## TASK REQUIREMENTS
Copy out every one of the rows below word for word, leaving out the pictures.
** Begin **
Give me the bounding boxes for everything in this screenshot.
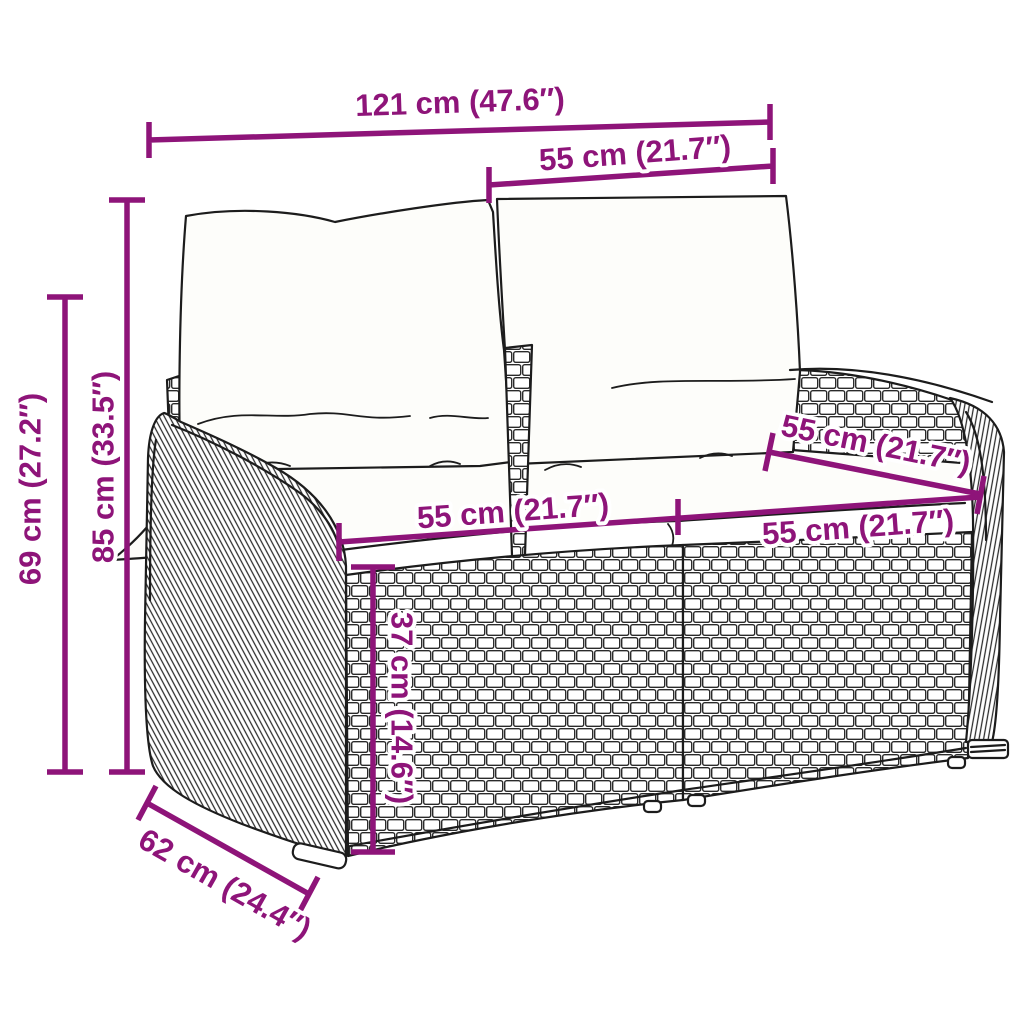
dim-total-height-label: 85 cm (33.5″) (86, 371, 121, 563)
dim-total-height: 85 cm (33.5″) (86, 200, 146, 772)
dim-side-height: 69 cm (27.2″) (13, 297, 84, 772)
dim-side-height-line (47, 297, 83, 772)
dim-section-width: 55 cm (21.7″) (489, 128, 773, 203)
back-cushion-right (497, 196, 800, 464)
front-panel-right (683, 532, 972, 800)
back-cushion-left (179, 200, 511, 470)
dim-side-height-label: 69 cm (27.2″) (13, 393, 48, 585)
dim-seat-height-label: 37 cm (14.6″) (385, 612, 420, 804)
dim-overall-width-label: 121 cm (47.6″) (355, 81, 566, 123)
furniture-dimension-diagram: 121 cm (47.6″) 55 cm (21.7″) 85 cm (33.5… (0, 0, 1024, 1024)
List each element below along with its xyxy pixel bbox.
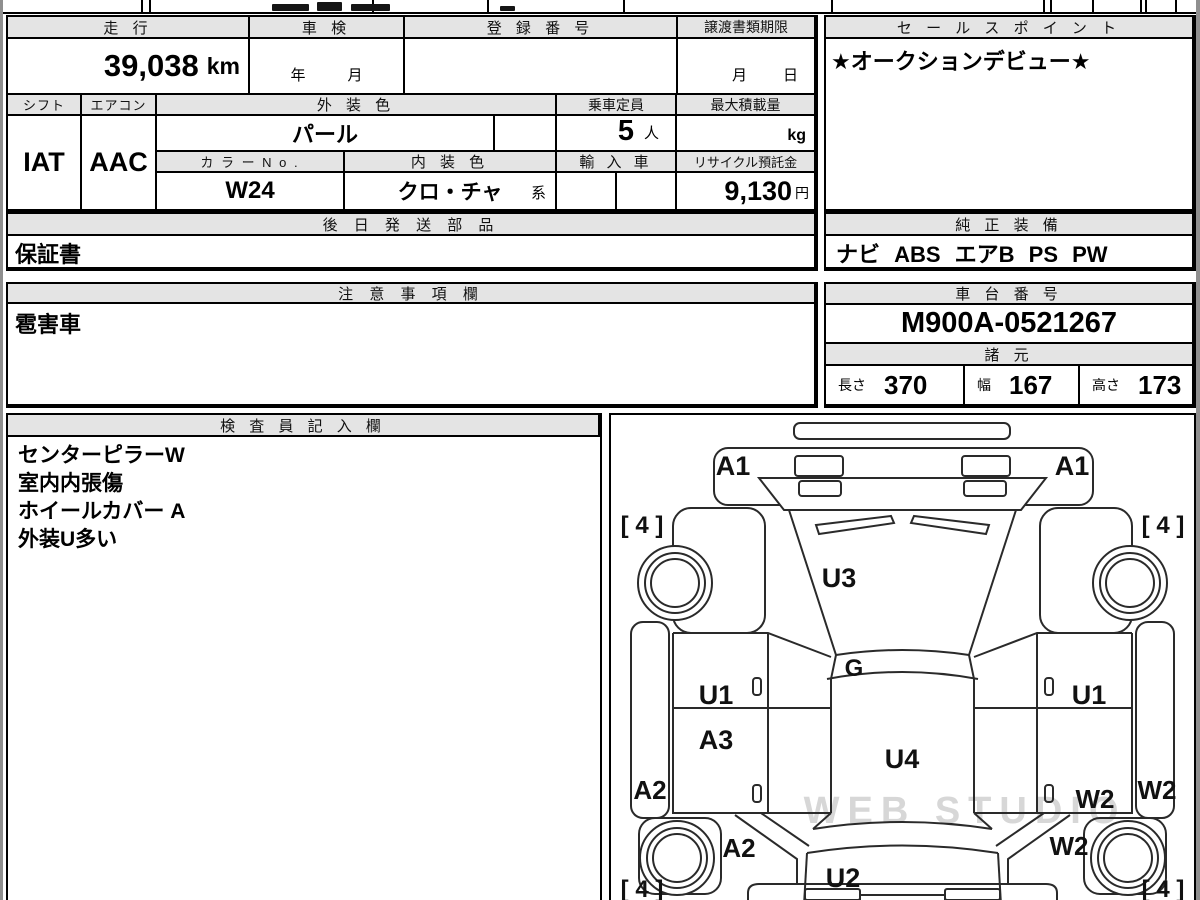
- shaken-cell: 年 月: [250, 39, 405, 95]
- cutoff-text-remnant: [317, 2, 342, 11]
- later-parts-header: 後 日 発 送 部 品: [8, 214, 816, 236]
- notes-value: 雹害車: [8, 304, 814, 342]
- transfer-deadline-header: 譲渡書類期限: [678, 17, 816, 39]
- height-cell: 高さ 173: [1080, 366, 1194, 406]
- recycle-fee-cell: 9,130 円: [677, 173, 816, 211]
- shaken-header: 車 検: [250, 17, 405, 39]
** End **
## ANSWER
Give me the bounding boxes for everything in this screenshot.
dim-total-height-label: 85 cm (33.5″) (86, 371, 121, 563)
dim-total-height: 85 cm (33.5″) (86, 200, 146, 772)
dim-side-height: 69 cm (27.2″) (13, 297, 84, 772)
dim-side-height-line (47, 297, 83, 772)
dim-section-width: 55 cm (21.7″) (489, 128, 773, 203)
back-cushion-right (497, 196, 800, 464)
front-panel-right (683, 532, 972, 800)
back-cushion-left (179, 200, 511, 470)
dim-side-height-label: 69 cm (27.2″) (13, 393, 48, 585)
dim-seat-height-label: 37 cm (14.6″) (385, 612, 420, 804)
dim-overall-width-label: 121 cm (47.6″) (355, 81, 566, 123)
furniture-dimension-diagram: 121 cm (47.6″) 55 cm (21.7″) 85 cm (33.5… (0, 0, 1024, 1024)
List each element below along with its xyxy pixel bbox.
- shaken-cell: 年 月: [250, 39, 405, 95]
- cutoff-text-remnant: [317, 2, 342, 11]
- later-parts-header: 後 日 発 送 部 品: [8, 214, 816, 236]
- notes-value: 雹害車: [8, 304, 814, 342]
- transfer-deadline-header: 譲渡書類期限: [678, 17, 816, 39]
- height-cell: 高さ 173: [1080, 366, 1194, 406]
- recycle-fee-cell: 9,130 円: [677, 173, 816, 211]
- shaken-header: 車 検: [250, 17, 405, 39]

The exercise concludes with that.